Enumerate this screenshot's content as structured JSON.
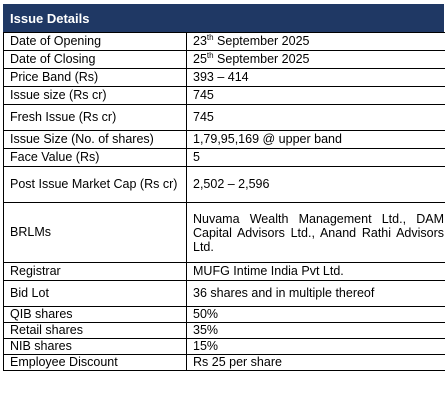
{
  "table": {
    "title": "Issue Details",
    "rows": [
      {
        "label": "Date of Opening",
        "value_main": "23",
        "value_sup": "th",
        "value_rest": " September 2025"
      },
      {
        "label": "Date of Closing",
        "value_main": "25",
        "value_sup": "th",
        "value_rest": " September 2025"
      },
      {
        "label": "Price Band (Rs)",
        "value": "393 – 414"
      },
      {
        "label": "Issue size (Rs cr)",
        "value": "745"
      },
      {
        "label": "Fresh Issue (Rs cr)",
        "value": "745"
      },
      {
        "label": "Issue Size (No. of shares)",
        "value": "1,79,95,169 @ upper band"
      },
      {
        "label": "Face Value (Rs)",
        "value": "5"
      },
      {
        "label": "Post Issue Market Cap (Rs cr)",
        "value": "2,502 – 2,596"
      },
      {
        "label": "BRLMs",
        "value": "Nuvama Wealth Management Ltd., DAM Capital Advisors Ltd., Anand Rathi Advisors Ltd."
      },
      {
        "label": "Registrar",
        "value": "MUFG Intime India Pvt Ltd."
      },
      {
        "label": "Bid Lot",
        "value": "36 shares and in multiple thereof"
      },
      {
        "label": "QIB shares",
        "value": "50%"
      },
      {
        "label": "Retail shares",
        "value": "35%"
      },
      {
        "label": "NIB shares",
        "value": "15%"
      },
      {
        "label": "Employee Discount",
        "value": "Rs 25 per share"
      }
    ]
  }
}
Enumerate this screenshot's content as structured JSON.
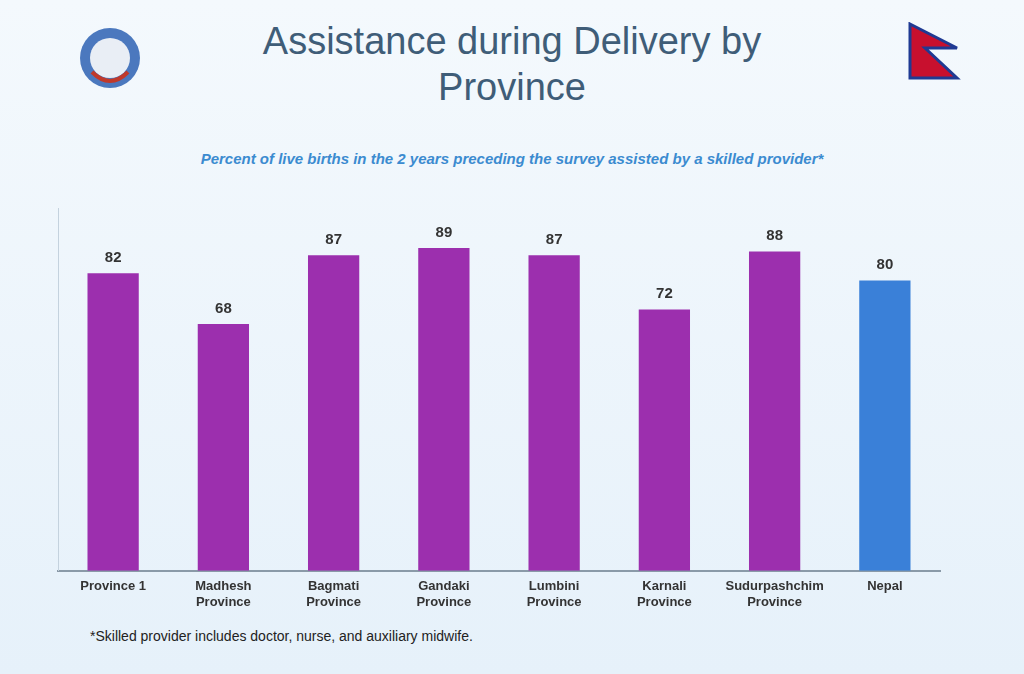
{
  "chart_data": {
    "type": "bar",
    "title": "Assistance during Delivery by Province",
    "subtitle": "Percent of live births in the 2 years preceding the survey assisted by a skilled provider*",
    "annotations": [
      "*Skilled provider includes doctor, nurse, and auxiliary midwife."
    ],
    "categories": [
      "Province 1",
      "Madhesh Province",
      "Bagmati Province",
      "Gandaki Province",
      "Lumbini Province",
      "Karnali Province",
      "Sudurpashchim Province",
      "Nepal"
    ],
    "values": [
      82,
      68,
      87,
      89,
      87,
      72,
      88,
      80
    ],
    "colors": [
      "#9c2fae",
      "#9c2fae",
      "#9c2fae",
      "#9c2fae",
      "#9c2fae",
      "#9c2fae",
      "#9c2fae",
      "#3a80d8"
    ],
    "ylim": [
      0,
      100
    ],
    "grid": false,
    "data_labels": true,
    "tick_labels": "x"
  }
}
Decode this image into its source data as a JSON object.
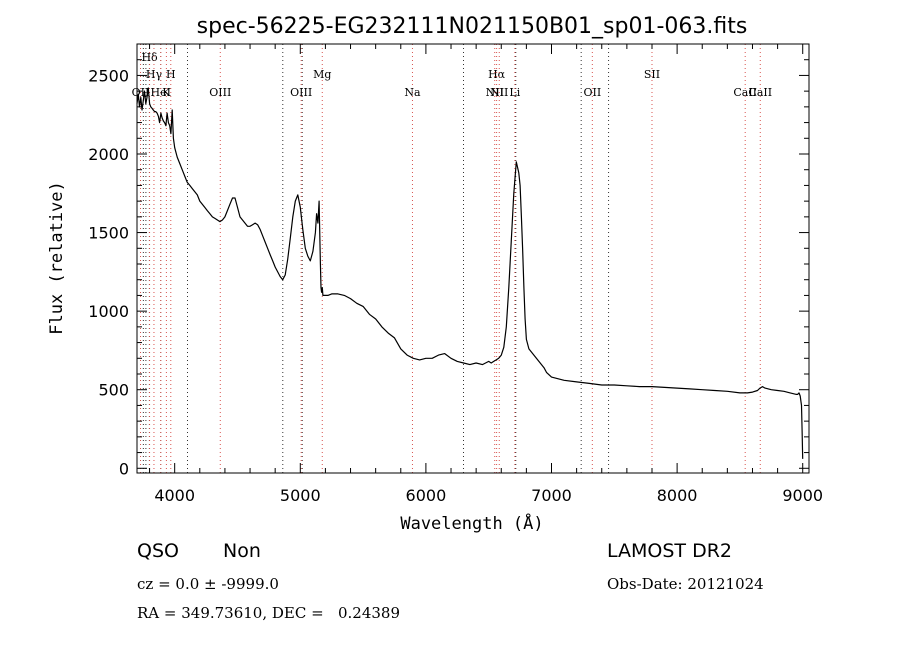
{
  "chart_data": {
    "type": "line",
    "title": "spec-56225-EG232111N021150B01_sp01-063.fits",
    "xlabel": "Wavelength (Å)",
    "ylabel": "Flux (relative)",
    "xlim": [
      3700,
      9050
    ],
    "ylim": [
      -30,
      2700
    ],
    "xticks": [
      4000,
      5000,
      6000,
      7000,
      8000,
      9000
    ],
    "yticks": [
      0,
      500,
      1000,
      1500,
      2000,
      2500
    ],
    "grid": false,
    "colors": {
      "spectrum": "#000000",
      "lines": "#d9534f"
    },
    "series": [
      {
        "x": [
          3700,
          3710,
          3720,
          3730,
          3740,
          3750,
          3760,
          3770,
          3780,
          3790,
          3800,
          3810,
          3820,
          3830,
          3840,
          3850,
          3860,
          3870,
          3880,
          3890,
          3900,
          3910,
          3920,
          3930,
          3940,
          3950,
          3960,
          3970,
          3980,
          3990,
          4000,
          4020,
          4040,
          4060,
          4080,
          4100,
          4120,
          4140,
          4160,
          4180,
          4200,
          4220,
          4240,
          4260,
          4280,
          4300,
          4320,
          4340,
          4360,
          4380,
          4400,
          4420,
          4440,
          4460,
          4480,
          4500,
          4520,
          4540,
          4560,
          4580,
          4600,
          4620,
          4640,
          4660,
          4680,
          4700,
          4720,
          4740,
          4760,
          4780,
          4800,
          4820,
          4840,
          4860,
          4880,
          4900,
          4920,
          4940,
          4960,
          4980,
          5000,
          5020,
          5040,
          5060,
          5080,
          5100,
          5120,
          5130,
          5140,
          5150,
          5160,
          5165,
          5170,
          5175,
          5180,
          5190,
          5200,
          5220,
          5250,
          5300,
          5350,
          5400,
          5450,
          5500,
          5550,
          5600,
          5650,
          5700,
          5750,
          5800,
          5850,
          5900,
          5950,
          6000,
          6050,
          6100,
          6150,
          6200,
          6250,
          6300,
          6350,
          6400,
          6450,
          6500,
          6520,
          6540,
          6560,
          6580,
          6600,
          6620,
          6640,
          6660,
          6680,
          6700,
          6720,
          6740,
          6750,
          6760,
          6770,
          6780,
          6790,
          6800,
          6820,
          6840,
          6860,
          6880,
          6900,
          6920,
          6940,
          6960,
          7000,
          7100,
          7200,
          7300,
          7400,
          7500,
          7600,
          7700,
          7800,
          7900,
          8000,
          8100,
          8200,
          8300,
          8400,
          8500,
          8560,
          8600,
          8640,
          8660,
          8680,
          8700,
          8750,
          8800,
          8850,
          8900,
          8950,
          8960,
          8970,
          8980,
          8990,
          8995,
          9000
        ],
        "y": [
          2320,
          2380,
          2300,
          2360,
          2280,
          2340,
          2400,
          2320,
          2360,
          2420,
          2320,
          2300,
          2290,
          2280,
          2270,
          2270,
          2260,
          2240,
          2200,
          2260,
          2230,
          2210,
          2200,
          2180,
          2260,
          2200,
          2180,
          2130,
          2280,
          2100,
          2040,
          1980,
          1940,
          1900,
          1860,
          1820,
          1800,
          1780,
          1760,
          1740,
          1700,
          1680,
          1660,
          1640,
          1620,
          1600,
          1590,
          1580,
          1570,
          1580,
          1600,
          1640,
          1680,
          1720,
          1720,
          1660,
          1600,
          1580,
          1560,
          1540,
          1540,
          1550,
          1560,
          1550,
          1520,
          1480,
          1440,
          1400,
          1360,
          1320,
          1280,
          1250,
          1220,
          1200,
          1230,
          1330,
          1460,
          1600,
          1700,
          1740,
          1660,
          1520,
          1400,
          1350,
          1320,
          1380,
          1500,
          1620,
          1560,
          1700,
          1300,
          1150,
          1120,
          1150,
          1100,
          1100,
          1100,
          1100,
          1110,
          1110,
          1100,
          1080,
          1050,
          1030,
          980,
          950,
          900,
          860,
          830,
          760,
          720,
          700,
          690,
          700,
          700,
          720,
          730,
          700,
          680,
          670,
          660,
          670,
          660,
          680,
          670,
          680,
          690,
          700,
          720,
          770,
          900,
          1150,
          1450,
          1750,
          1950,
          1880,
          1800,
          1600,
          1400,
          1150,
          950,
          820,
          760,
          740,
          720,
          700,
          680,
          660,
          640,
          610,
          580,
          560,
          550,
          540,
          530,
          530,
          525,
          520,
          520,
          515,
          510,
          505,
          500,
          495,
          490,
          480,
          480,
          485,
          495,
          510,
          520,
          510,
          500,
          495,
          490,
          480,
          470,
          470,
          480,
          460,
          400,
          240,
          60
        ]
      }
    ],
    "spectral_lines": [
      {
        "label": "OII",
        "wl": 3728,
        "row": 3
      },
      {
        "label": "Hγ",
        "wl": 3835,
        "row": 1
      },
      {
        "label": "Hδ",
        "wl": 3800,
        "row": 0
      },
      {
        "label": "HeI",
        "wl": 3889,
        "row": 3
      },
      {
        "label": "H",
        "wl": 3969,
        "row": 1
      },
      {
        "label": "K",
        "wl": 3934,
        "row": 2
      },
      {
        "label": "OIII",
        "wl": 4363,
        "row": 3
      },
      {
        "label": "OIII",
        "wl": 5007,
        "row": 2
      },
      {
        "label": "Mg",
        "wl": 5175,
        "row": 1
      },
      {
        "label": "Na",
        "wl": 5893,
        "row": 3
      },
      {
        "label": "Hα",
        "wl": 6563,
        "row": 1
      },
      {
        "label": "NII",
        "wl": 6548,
        "row": 2
      },
      {
        "label": "NII",
        "wl": 6584,
        "row": 3
      },
      {
        "label": "Li",
        "wl": 6708,
        "row": 2
      },
      {
        "label": "OII",
        "wl": 7325,
        "row": 2
      },
      {
        "label": "SII",
        "wl": 7800,
        "row": 1
      },
      {
        "label": "CaII",
        "wl": 8542,
        "row": 3
      },
      {
        "label": "CaII",
        "wl": 8662,
        "row": 2
      }
    ],
    "extra_dotted_lines": [
      3750,
      3771,
      3798,
      3889,
      4102,
      4861,
      5015,
      6300,
      6716,
      7236,
      7455
    ]
  },
  "footer": {
    "class_label": "QSO",
    "subclass_label": "Non",
    "cz_text": "cz = 0.0 ± -9999.0",
    "radec_text": "RA = 349.73610, DEC =   0.24389",
    "survey": "LAMOST DR2",
    "obs_date": "Obs-Date: 20121024"
  }
}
──────
Gather each line from the listing above that holds "Province".

> **Task result**:
    "title": "Assistance during Delivery by Province",
      "Province 1",
      "Madhesh Province",
      "Bagmati Province",
      "Gandaki Province",
      "Lumbini Province",
      "Karnali Province",
      "Sudurpashchim Province",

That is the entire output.